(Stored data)
□ □ □
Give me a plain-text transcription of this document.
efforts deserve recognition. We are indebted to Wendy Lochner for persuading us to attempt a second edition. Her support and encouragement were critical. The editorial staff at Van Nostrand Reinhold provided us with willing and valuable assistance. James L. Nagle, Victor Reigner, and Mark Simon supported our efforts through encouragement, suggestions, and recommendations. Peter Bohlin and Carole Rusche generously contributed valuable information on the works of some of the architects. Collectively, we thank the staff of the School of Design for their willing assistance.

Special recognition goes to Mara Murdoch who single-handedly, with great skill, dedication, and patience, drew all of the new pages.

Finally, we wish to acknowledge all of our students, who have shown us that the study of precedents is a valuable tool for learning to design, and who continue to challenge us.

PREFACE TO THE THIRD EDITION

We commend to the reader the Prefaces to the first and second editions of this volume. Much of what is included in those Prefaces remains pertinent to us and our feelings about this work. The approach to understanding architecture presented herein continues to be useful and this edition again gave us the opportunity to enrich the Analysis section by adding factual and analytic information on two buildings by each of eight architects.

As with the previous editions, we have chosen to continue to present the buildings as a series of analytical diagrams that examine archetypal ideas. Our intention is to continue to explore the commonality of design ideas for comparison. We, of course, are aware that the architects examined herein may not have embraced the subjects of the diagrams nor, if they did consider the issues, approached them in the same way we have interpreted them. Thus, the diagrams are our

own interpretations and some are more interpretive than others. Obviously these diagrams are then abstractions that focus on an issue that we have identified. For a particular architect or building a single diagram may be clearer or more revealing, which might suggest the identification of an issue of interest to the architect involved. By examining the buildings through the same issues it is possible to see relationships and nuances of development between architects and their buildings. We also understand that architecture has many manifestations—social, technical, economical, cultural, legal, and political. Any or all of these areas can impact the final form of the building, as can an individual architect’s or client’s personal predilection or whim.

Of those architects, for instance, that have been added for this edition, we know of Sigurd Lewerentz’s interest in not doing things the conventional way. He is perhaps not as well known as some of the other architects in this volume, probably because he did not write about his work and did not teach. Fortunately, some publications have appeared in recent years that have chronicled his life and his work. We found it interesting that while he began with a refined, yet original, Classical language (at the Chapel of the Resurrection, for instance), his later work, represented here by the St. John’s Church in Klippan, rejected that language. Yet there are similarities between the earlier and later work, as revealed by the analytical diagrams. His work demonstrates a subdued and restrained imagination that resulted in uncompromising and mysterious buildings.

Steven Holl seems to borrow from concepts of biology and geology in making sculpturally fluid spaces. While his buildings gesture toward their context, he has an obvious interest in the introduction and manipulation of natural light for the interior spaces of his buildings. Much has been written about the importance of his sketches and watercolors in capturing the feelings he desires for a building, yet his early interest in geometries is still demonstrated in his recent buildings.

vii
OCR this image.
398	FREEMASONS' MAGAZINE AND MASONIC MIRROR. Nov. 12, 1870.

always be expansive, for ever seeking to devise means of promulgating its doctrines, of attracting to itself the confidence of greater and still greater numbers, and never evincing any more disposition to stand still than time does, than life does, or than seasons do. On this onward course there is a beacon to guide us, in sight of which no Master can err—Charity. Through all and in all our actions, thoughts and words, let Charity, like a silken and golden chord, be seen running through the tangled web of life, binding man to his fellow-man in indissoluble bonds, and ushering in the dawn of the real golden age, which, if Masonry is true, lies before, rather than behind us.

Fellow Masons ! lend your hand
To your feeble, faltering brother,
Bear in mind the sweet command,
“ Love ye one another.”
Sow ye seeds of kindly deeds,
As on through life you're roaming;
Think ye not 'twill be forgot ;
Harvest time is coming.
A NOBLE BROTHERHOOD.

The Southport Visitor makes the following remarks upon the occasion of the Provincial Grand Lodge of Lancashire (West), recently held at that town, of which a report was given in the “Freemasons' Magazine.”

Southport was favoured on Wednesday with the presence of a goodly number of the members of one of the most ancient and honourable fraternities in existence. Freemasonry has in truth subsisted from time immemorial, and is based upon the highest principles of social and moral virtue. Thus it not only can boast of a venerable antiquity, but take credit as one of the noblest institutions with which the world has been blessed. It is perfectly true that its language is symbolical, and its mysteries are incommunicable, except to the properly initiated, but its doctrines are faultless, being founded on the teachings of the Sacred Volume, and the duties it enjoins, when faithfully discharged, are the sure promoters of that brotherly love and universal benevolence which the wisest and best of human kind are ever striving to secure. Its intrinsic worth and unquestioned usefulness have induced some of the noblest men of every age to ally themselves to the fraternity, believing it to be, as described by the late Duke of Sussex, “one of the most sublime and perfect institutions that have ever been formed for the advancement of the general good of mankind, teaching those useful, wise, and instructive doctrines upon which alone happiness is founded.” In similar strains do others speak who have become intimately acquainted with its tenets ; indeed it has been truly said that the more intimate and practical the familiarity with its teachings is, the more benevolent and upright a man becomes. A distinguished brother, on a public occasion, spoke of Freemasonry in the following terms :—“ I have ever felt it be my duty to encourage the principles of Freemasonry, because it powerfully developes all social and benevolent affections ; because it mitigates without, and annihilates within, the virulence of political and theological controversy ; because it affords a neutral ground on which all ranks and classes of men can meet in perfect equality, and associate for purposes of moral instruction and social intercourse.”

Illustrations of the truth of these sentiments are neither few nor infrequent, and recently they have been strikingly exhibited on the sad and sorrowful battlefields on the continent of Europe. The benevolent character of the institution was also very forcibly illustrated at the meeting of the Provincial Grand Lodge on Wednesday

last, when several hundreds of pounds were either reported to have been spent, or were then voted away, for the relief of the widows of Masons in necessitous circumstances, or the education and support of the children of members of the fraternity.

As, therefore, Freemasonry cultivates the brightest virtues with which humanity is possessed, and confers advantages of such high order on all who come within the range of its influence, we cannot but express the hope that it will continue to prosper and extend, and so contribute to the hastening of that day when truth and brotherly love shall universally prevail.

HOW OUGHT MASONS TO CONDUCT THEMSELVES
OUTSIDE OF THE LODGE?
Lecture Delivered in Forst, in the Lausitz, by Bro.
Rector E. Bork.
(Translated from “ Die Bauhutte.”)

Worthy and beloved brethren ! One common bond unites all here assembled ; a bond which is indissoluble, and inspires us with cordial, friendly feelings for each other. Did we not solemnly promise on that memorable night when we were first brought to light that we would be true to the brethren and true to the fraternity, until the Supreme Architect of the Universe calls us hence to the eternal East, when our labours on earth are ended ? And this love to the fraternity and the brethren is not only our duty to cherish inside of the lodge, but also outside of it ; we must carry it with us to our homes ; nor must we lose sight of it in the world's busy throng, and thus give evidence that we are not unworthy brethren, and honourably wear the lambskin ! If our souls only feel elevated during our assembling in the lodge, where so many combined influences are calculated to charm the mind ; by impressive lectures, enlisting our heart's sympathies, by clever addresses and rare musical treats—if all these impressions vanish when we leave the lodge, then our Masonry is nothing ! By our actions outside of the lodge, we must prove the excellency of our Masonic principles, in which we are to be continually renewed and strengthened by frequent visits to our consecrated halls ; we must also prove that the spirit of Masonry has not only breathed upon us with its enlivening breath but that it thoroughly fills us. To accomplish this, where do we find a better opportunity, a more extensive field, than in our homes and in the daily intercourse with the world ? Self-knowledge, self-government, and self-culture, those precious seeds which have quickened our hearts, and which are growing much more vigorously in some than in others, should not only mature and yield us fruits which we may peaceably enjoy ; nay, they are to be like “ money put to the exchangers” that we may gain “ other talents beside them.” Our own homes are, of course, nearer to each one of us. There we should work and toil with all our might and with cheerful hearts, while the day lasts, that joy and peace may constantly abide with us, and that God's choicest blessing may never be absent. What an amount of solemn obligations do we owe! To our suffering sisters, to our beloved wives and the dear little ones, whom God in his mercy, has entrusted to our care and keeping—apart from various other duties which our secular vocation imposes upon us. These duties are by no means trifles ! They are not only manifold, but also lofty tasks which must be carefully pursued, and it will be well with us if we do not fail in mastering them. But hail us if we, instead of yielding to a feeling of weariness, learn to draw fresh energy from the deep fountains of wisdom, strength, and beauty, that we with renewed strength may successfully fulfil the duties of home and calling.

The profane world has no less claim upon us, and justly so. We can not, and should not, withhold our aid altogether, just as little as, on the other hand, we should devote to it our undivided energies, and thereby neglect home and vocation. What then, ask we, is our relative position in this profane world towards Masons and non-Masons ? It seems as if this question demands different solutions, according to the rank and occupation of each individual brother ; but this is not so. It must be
□ □ □
# The exercise:
Find each line in the records holding the string "recently" and show it.

# Final answer:
The Southport Visitor makes the following remarks upon the occasion of the Provincial Grand Lodge of Lancashire (West), recently held at that town, of which a report was given in the “Freemasons' Magazine.”
Illustrations of the truth of these sentiments are neither few nor infrequent, and recently they have been strikingly exhibited on the sad and sorrowful battlefields on the continent of Europe. The benevolent character of the institution was also very forcibly illustrated at the meeting of the Provincial Grand Lodge on Wednesday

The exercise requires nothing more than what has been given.